Problem details:
Among the lines below, list those containing the string "vain".

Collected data
--*--
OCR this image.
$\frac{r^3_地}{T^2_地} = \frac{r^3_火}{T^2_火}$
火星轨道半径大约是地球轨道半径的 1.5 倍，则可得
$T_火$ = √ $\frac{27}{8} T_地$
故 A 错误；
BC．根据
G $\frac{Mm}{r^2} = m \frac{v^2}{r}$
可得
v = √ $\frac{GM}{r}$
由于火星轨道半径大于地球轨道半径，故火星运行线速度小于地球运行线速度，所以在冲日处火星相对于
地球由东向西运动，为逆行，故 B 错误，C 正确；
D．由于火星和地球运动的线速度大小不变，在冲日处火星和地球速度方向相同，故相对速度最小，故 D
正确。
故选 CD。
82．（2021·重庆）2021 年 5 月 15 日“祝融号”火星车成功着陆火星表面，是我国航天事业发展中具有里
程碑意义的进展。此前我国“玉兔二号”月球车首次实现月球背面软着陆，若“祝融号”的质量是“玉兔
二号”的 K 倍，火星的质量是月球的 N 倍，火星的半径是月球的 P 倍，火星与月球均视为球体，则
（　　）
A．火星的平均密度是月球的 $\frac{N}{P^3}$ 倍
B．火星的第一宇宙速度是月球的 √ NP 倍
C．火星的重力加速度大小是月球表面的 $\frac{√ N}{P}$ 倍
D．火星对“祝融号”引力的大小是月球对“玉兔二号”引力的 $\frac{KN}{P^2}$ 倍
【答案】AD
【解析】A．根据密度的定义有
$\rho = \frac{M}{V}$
--*--
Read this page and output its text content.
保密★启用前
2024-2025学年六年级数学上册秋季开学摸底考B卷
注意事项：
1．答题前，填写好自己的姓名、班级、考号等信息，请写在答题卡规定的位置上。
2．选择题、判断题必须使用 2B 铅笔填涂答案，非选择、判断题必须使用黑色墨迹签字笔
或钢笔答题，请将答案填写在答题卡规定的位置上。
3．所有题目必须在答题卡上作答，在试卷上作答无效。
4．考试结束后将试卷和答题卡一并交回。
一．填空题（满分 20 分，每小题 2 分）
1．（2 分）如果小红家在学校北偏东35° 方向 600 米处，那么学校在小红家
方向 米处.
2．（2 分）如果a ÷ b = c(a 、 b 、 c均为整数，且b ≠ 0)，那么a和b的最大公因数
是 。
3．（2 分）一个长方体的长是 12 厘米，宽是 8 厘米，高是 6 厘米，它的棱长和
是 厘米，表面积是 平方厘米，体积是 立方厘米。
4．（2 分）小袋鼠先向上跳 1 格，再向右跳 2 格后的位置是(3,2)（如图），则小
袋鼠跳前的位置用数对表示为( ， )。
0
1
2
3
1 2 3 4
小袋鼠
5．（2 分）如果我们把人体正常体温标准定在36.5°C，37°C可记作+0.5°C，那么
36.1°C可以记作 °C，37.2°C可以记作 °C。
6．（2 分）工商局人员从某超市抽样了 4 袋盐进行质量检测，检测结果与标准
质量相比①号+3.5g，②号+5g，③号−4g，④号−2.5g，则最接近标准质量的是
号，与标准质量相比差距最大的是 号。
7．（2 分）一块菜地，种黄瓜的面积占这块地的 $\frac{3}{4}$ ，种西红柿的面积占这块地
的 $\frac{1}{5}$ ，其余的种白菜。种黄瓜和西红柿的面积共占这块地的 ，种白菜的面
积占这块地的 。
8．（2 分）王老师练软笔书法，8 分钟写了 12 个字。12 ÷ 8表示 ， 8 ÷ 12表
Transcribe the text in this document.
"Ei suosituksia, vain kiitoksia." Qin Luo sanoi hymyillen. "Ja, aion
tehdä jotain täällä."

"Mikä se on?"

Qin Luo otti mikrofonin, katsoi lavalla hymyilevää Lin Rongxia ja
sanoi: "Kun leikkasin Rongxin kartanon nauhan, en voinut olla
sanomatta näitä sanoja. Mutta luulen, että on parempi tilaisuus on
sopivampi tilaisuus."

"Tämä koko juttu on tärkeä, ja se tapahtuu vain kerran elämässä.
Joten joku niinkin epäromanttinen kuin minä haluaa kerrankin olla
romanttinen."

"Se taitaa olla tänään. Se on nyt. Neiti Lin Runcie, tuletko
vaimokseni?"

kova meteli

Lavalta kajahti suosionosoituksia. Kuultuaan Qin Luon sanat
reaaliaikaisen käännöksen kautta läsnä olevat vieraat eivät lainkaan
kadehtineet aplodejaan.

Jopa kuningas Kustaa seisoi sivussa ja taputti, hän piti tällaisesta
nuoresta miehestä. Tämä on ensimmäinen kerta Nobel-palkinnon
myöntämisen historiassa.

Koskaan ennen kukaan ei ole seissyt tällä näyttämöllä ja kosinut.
--*--
Solution:
"Ei suosituksia, vain kiitoksia." Qin Luo sanoi hymyillen. "Ja, aion
"Tämä koko juttu on tärkeä, ja se tapahtuu vain kerran elämässä.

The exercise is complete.